— begin Dataset records —
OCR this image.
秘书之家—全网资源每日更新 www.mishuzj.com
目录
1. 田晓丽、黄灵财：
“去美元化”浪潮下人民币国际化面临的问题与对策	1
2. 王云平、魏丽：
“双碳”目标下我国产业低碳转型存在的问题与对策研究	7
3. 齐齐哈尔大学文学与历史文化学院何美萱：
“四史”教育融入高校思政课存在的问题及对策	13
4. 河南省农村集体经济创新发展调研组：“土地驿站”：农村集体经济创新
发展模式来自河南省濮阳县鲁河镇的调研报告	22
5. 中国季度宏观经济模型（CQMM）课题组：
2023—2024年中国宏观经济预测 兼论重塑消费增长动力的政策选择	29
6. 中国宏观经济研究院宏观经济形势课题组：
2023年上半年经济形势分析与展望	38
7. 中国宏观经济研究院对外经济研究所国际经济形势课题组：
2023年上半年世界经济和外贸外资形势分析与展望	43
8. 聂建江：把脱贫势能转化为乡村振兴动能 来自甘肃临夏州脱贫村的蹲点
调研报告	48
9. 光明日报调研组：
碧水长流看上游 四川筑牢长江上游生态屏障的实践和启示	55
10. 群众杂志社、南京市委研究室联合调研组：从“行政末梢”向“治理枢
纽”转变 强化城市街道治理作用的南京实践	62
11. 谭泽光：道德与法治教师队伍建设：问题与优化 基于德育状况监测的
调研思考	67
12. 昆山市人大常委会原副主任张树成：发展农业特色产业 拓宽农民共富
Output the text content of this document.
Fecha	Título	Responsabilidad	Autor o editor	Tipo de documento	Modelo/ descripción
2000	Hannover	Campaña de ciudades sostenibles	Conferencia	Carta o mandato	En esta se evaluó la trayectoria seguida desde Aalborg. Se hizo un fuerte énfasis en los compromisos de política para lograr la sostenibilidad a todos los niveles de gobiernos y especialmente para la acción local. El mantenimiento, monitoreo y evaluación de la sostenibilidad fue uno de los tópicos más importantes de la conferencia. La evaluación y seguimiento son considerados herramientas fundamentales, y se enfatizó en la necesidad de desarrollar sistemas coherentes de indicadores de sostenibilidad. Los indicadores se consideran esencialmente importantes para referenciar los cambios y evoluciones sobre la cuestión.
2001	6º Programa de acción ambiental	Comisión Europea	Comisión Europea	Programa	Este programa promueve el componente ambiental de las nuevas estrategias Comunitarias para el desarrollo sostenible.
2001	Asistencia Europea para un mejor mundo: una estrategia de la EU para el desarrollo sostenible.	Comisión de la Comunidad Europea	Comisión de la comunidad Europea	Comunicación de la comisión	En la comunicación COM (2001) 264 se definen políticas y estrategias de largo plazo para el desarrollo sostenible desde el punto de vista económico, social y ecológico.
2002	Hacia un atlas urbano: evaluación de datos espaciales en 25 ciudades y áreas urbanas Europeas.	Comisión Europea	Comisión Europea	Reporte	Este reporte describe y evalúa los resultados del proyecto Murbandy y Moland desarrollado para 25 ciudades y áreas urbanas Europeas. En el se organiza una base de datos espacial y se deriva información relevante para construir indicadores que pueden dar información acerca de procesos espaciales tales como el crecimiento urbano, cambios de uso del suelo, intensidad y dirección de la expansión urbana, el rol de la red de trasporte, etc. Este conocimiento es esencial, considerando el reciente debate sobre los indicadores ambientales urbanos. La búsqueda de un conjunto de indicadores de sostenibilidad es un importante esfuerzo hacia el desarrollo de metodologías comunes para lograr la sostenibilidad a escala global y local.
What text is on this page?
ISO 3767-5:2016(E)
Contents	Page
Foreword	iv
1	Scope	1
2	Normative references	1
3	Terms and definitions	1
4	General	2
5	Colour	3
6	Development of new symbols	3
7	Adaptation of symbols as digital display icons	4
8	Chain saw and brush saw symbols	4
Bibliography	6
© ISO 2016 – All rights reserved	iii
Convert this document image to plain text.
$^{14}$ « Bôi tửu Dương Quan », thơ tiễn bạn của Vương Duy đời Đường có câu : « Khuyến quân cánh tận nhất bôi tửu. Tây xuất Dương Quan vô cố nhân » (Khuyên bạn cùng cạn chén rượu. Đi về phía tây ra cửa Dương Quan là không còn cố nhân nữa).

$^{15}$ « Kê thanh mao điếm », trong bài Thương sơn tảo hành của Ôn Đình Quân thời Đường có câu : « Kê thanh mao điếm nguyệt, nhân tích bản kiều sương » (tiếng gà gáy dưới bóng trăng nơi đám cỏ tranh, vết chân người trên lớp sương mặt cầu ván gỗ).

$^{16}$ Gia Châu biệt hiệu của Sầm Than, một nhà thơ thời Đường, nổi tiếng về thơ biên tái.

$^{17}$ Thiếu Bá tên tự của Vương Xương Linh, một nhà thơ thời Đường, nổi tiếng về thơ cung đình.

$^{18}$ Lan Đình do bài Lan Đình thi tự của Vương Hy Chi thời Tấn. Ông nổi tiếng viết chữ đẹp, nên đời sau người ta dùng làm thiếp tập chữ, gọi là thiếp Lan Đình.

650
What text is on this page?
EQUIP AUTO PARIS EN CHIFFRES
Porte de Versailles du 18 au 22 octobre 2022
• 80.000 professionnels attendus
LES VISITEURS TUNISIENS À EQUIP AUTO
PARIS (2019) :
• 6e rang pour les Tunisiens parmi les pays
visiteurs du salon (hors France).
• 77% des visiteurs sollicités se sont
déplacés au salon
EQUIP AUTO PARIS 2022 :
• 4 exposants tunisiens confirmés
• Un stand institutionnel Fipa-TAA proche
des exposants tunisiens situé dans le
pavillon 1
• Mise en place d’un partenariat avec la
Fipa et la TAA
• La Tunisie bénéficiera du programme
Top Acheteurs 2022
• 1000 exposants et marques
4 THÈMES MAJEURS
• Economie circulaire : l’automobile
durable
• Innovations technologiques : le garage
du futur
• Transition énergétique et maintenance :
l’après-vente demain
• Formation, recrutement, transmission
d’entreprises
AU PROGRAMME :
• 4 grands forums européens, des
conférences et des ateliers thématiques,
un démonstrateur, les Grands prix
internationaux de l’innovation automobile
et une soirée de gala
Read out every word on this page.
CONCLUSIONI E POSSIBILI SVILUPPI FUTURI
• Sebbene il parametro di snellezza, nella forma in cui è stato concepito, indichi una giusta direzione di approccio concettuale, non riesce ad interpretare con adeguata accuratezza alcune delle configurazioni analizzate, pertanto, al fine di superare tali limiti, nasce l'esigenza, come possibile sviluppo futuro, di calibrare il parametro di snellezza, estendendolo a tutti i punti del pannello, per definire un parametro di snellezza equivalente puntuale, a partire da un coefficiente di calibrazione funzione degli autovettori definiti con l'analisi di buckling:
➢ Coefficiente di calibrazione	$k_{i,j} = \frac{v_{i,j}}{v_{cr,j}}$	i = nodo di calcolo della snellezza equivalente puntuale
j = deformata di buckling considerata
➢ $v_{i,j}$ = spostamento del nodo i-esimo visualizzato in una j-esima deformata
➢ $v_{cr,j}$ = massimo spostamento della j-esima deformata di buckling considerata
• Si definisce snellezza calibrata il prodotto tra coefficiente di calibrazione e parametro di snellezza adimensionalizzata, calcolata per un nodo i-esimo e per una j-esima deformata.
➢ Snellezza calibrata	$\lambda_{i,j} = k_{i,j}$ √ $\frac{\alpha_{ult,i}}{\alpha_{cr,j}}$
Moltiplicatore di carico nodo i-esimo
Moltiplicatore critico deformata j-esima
— end Dataset records —
[Requirement]
Write out every entry exactly as given.

[Task output]
OCR this image.
秘书之家—全网资源每日更新 www.mishuzj.com
目录
1. 田晓丽、黄灵财：
“去美元化”浪潮下人民币国际化面临的问题与对策	1
2. 王云平、魏丽：
“双碳”目标下我国产业低碳转型存在的问题与对策研究	7
3. 齐齐哈尔大学文学与历史文化学院何美萱：
“四史”教育融入高校思政课存在的问题及对策	13
4. 河南省农村集体经济创新发展调研组：“土地驿站”：农村集体经济创新
发展模式来自河南省濮阳县鲁河镇的调研报告	22
5. 中国季度宏观经济模型（CQMM）课题组：
2023—2024年中国宏观经济预测 兼论重塑消费增长动力的政策选择	29
6. 中国宏观经济研究院宏观经济形势课题组：
2023年上半年经济形势分析与展望	38
7. 中国宏观经济研究院对外经济研究所国际经济形势课题组：
2023年上半年世界经济和外贸外资形势分析与展望	43
8. 聂建江：把脱贫势能转化为乡村振兴动能 来自甘肃临夏州脱贫村的蹲点
调研报告	48
9. 光明日报调研组：
碧水长流看上游 四川筑牢长江上游生态屏障的实践和启示	55
10. 群众杂志社、南京市委研究室联合调研组：从“行政末梢”向“治理枢
纽”转变 强化城市街道治理作用的南京实践	62
11. 谭泽光：道德与法治教师队伍建设：问题与优化 基于德育状况监测的
调研思考	67
12. 昆山市人大常委会原副主任张树成：发展农业特色产业 拓宽农民共富
Output the text content of this document.
Fecha	Título	Responsabilidad	Autor o editor	Tipo de documento	Modelo/ descripción
2000	Hannover	Campaña de ciudades sostenibles	Conferencia	Carta o mandato	En esta se evaluó la trayectoria seguida desde Aalborg. Se hizo un fuerte énfasis en los compromisos de política para lograr la sostenibilidad a todos los niveles de gobiernos y especialmente para la acción local. El mantenimiento, monitoreo y evaluación de la sostenibilidad fue uno de los tópicos más importantes de la conferencia. La evaluación y seguimiento son considerados herramientas fundamentales, y se enfatizó en la necesidad de desarrollar sistemas coherentes de indicadores de sostenibilidad. Los indicadores se consideran esencialmente importantes para referenciar los cambios y evoluciones sobre la cuestión.
2001	6º Programa de acción ambiental	Comisión Europea	Comisión Europea	Programa	Este programa promueve el componente ambiental de las nuevas estrategias Comunitarias para el desarrollo sostenible.
2001	Asistencia Europea para un mejor mundo: una estrategia de la EU para el desarrollo sostenible.	Comisión de la Comunidad Europea	Comisión de la comunidad Europea	Comunicación de la comisión	En la comunicación COM (2001) 264 se definen políticas y estrategias de largo plazo para el desarrollo sostenible desde el punto de vista económico, social y ecológico.
2002	Hacia un atlas urbano: evaluación de datos espaciales en 25 ciudades y áreas urbanas Europeas.	Comisión Europea	Comisión Europea	Reporte	Este reporte describe y evalúa los resultados del proyecto Murbandy y Moland desarrollado para 25 ciudades y áreas urbanas Europeas. En el se organiza una base de datos espacial y se deriva información relevante para construir indicadores que pueden dar información acerca de procesos espaciales tales como el crecimiento urbano, cambios de uso del suelo, intensidad y dirección de la expansión urbana, el rol de la red de trasporte, etc. Este conocimiento es esencial, considerando el reciente debate sobre los indicadores ambientales urbanos. La búsqueda de un conjunto de indicadores de sostenibilidad es un importante esfuerzo hacia el desarrollo de metodologías comunes para lograr la sostenibilidad a escala global y local.
What text is on this page?
ISO 3767-5:2016(E)
Contents	Page
Foreword	iv
1	Scope	1
2	Normative references	1
3	Terms and definitions	1
4	General	2
5	Colour	3
6	Development of new symbols	3
7	Adaptation of symbols as digital display icons	4
8	Chain saw and brush saw symbols	4
Bibliography	6
© ISO 2016 – All rights reserved	iii
Convert this document image to plain text.
$^{14}$ « Bôi tửu Dương Quan », thơ tiễn bạn của Vương Duy đời Đường có câu : « Khuyến quân cánh tận nhất bôi tửu. Tây xuất Dương Quan vô cố nhân » (Khuyên bạn cùng cạn chén rượu. Đi về phía tây ra cửa Dương Quan là không còn cố nhân nữa).

$^{15}$ « Kê thanh mao điếm », trong bài Thương sơn tảo hành của Ôn Đình Quân thời Đường có câu : « Kê thanh mao điếm nguyệt, nhân tích bản kiều sương » (tiếng gà gáy dưới bóng trăng nơi đám cỏ tranh, vết chân người trên lớp sương mặt cầu ván gỗ).

$^{16}$ Gia Châu biệt hiệu của Sầm Than, một nhà thơ thời Đường, nổi tiếng về thơ biên tái.

$^{17}$ Thiếu Bá tên tự của Vương Xương Linh, một nhà thơ thời Đường, nổi tiếng về thơ cung đình.

$^{18}$ Lan Đình do bài Lan Đình thi tự của Vương Hy Chi thời Tấn. Ông nổi tiếng viết chữ đẹp, nên đời sau người ta dùng làm thiếp tập chữ, gọi là thiếp Lan Đình.

650
What text is on this page?
EQUIP AUTO PARIS EN CHIFFRES
Porte de Versailles du 18 au 22 octobre 2022
• 80.000 professionnels attendus
LES VISITEURS TUNISIENS À EQUIP AUTO
PARIS (2019) :
• 6e rang pour les Tunisiens parmi les pays
visiteurs du salon (hors France).
• 77% des visiteurs sollicités se sont
déplacés au salon
EQUIP AUTO PARIS 2022 :
• 4 exposants tunisiens confirmés
• Un stand institutionnel Fipa-TAA proche
des exposants tunisiens situé dans le
pavillon 1
• Mise en place d’un partenariat avec la
Fipa et la TAA
• La Tunisie bénéficiera du programme
Top Acheteurs 2022
• 1000 exposants et marques
4 THÈMES MAJEURS
• Economie circulaire : l’automobile
durable
• Innovations technologiques : le garage
du futur
• Transition énergétique et maintenance :
l’après-vente demain
• Formation, recrutement, transmission
d’entreprises
AU PROGRAMME :
• 4 grands forums européens, des
conférences et des ateliers thématiques,
un démonstrateur, les Grands prix
internationaux de l’innovation automobile
et une soirée de gala
Read out every word on this page.
CONCLUSIONI E POSSIBILI SVILUPPI FUTURI
• Sebbene il parametro di snellezza, nella forma in cui è stato concepito, indichi una giusta direzione di approccio concettuale, non riesce ad interpretare con adeguata accuratezza alcune delle configurazioni analizzate, pertanto, al fine di superare tali limiti, nasce l'esigenza, come possibile sviluppo futuro, di calibrare il parametro di snellezza, estendendolo a tutti i punti del pannello, per definire un parametro di snellezza equivalente puntuale, a partire da un coefficiente di calibrazione funzione degli autovettori definiti con l'analisi di buckling:
➢ Coefficiente di calibrazione	$k_{i,j} = \frac{v_{i,j}}{v_{cr,j}}$	i = nodo di calcolo della snellezza equivalente puntuale
j = deformata di buckling considerata
➢ $v_{i,j}$ = spostamento del nodo i-esimo visualizzato in una j-esima deformata
➢ $v_{cr,j}$ = massimo spostamento della j-esima deformata di buckling considerata
• Si definisce snellezza calibrata il prodotto tra coefficiente di calibrazione e parametro di snellezza adimensionalizzata, calcolata per un nodo i-esimo e per una j-esima deformata.
➢ Snellezza calibrata	$\lambda_{i,j} = k_{i,j}$ √ $\frac{\alpha_{ult,i}}{\alpha_{cr,j}}$
Moltiplicatore di carico nodo i-esimo
Moltiplicatore critico deformata j-esima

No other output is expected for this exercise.